====== INFORMATION SUPPLIED

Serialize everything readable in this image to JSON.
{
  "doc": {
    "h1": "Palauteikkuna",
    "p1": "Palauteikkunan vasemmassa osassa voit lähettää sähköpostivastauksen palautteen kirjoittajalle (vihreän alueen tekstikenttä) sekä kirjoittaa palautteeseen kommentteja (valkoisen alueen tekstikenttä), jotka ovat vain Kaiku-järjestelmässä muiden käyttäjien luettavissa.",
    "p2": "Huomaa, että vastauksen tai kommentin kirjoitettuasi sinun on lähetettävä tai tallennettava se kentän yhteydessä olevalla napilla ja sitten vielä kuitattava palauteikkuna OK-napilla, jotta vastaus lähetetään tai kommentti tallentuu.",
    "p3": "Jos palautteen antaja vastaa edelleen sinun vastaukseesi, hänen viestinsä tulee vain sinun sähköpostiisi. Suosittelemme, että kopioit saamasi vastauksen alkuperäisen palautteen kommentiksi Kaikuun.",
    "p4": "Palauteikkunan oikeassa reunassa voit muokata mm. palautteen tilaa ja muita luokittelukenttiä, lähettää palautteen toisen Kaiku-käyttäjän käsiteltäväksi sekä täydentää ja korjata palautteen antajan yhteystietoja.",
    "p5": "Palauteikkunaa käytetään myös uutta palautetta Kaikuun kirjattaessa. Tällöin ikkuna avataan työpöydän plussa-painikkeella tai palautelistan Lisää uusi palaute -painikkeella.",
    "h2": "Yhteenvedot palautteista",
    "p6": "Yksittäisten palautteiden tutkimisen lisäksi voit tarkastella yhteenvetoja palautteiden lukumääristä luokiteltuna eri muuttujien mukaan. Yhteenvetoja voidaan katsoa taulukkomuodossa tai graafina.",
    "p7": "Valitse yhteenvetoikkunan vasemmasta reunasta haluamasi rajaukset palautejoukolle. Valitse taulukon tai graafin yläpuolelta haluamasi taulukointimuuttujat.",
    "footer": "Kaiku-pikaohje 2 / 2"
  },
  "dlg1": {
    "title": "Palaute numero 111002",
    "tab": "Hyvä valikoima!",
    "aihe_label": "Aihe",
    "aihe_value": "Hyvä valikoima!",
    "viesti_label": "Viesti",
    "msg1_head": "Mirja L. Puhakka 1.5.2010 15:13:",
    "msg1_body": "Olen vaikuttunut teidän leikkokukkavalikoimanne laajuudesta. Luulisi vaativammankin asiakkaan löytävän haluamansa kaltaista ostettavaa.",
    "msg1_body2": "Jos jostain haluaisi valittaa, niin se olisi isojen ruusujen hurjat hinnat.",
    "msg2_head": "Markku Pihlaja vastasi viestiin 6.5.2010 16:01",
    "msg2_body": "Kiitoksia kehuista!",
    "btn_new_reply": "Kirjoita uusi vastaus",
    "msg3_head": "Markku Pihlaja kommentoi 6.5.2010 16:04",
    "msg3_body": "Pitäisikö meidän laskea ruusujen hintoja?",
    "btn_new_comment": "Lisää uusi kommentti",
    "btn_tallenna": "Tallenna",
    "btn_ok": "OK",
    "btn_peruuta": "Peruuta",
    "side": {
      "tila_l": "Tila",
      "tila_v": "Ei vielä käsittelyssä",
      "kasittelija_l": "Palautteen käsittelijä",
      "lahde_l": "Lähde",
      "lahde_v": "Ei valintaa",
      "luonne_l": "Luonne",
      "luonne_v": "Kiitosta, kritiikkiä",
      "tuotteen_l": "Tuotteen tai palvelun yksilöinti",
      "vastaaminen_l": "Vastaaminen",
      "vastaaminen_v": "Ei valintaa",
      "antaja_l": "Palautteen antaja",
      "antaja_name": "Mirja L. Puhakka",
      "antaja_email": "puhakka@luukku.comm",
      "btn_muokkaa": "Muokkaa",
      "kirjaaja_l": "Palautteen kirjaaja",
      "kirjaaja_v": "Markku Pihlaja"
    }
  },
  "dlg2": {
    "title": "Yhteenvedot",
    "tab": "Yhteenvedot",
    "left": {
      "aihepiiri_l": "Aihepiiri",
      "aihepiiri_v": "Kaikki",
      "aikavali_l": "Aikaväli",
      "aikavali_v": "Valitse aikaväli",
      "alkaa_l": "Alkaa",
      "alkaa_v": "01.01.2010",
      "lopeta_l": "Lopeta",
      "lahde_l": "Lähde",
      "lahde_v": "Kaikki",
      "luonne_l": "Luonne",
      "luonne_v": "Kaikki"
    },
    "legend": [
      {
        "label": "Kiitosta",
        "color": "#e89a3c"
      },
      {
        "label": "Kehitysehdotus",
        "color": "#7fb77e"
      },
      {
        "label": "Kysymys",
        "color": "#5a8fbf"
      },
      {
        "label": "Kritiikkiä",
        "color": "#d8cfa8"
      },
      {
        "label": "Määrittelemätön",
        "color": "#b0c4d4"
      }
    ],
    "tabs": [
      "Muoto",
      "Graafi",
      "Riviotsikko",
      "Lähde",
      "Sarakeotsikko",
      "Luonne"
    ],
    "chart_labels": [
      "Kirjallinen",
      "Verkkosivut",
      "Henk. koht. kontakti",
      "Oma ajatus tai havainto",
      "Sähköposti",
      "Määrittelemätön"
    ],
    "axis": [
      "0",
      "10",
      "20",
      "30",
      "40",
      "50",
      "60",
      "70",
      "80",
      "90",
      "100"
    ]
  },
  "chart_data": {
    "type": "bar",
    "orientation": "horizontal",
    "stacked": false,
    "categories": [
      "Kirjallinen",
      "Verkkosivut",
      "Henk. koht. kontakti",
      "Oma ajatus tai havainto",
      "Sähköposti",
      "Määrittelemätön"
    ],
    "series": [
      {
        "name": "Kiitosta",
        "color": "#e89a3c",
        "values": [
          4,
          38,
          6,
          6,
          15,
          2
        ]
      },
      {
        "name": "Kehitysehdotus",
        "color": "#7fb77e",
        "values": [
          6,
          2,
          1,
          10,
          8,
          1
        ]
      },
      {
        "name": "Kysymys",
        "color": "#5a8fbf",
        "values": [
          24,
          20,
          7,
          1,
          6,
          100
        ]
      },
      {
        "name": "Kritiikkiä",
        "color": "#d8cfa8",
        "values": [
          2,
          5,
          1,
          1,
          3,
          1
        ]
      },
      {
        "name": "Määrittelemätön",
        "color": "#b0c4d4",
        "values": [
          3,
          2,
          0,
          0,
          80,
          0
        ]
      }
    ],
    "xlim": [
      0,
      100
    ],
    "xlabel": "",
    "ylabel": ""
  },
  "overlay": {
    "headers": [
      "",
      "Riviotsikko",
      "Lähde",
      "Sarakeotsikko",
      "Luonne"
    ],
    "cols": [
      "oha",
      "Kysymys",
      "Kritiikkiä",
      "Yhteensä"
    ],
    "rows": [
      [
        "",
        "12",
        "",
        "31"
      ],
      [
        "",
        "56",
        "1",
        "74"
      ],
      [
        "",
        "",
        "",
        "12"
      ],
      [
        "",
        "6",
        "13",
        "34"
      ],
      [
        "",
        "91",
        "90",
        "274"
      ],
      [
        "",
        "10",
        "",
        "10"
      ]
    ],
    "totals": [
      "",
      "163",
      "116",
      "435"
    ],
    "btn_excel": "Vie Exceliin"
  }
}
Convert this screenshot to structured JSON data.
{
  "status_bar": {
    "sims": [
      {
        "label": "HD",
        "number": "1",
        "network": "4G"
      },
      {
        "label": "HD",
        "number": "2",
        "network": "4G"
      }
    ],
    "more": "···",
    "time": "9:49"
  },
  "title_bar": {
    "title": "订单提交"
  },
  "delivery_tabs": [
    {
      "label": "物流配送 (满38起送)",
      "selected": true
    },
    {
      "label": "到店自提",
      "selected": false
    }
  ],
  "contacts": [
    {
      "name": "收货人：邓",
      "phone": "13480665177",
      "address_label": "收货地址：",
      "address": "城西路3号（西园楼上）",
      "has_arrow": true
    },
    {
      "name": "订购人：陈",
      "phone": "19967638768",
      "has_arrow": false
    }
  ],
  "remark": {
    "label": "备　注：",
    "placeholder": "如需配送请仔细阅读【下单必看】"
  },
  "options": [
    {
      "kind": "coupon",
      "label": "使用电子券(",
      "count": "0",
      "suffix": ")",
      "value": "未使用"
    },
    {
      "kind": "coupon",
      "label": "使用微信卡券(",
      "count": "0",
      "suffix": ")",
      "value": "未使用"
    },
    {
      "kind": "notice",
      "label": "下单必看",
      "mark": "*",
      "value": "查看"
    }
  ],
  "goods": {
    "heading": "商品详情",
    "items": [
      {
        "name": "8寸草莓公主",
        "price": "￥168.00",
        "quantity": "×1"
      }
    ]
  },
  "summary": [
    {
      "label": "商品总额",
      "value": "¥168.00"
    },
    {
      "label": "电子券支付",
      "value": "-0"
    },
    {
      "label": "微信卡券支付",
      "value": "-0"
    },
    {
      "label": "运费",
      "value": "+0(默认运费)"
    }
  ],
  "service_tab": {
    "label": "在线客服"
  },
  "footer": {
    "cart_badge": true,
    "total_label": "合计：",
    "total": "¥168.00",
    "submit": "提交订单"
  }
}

============

» WHAT IS ASKED:
Only lines with "kommentti" are wanted here; list each of them.

» COMPLETE ANSWER:
    "p2": "Huomaa, että vastauksen tai kommentin kirjoitettuasi sinun on lähetettävä tai tallennettava se kentän yhteydessä olevalla napilla ja sitten vielä kuitattava palauteikkuna OK-napilla, jotta vastaus lähetetään tai kommentti tallentuu.",
    "btn_new_comment": "Lisää uusi kommentti",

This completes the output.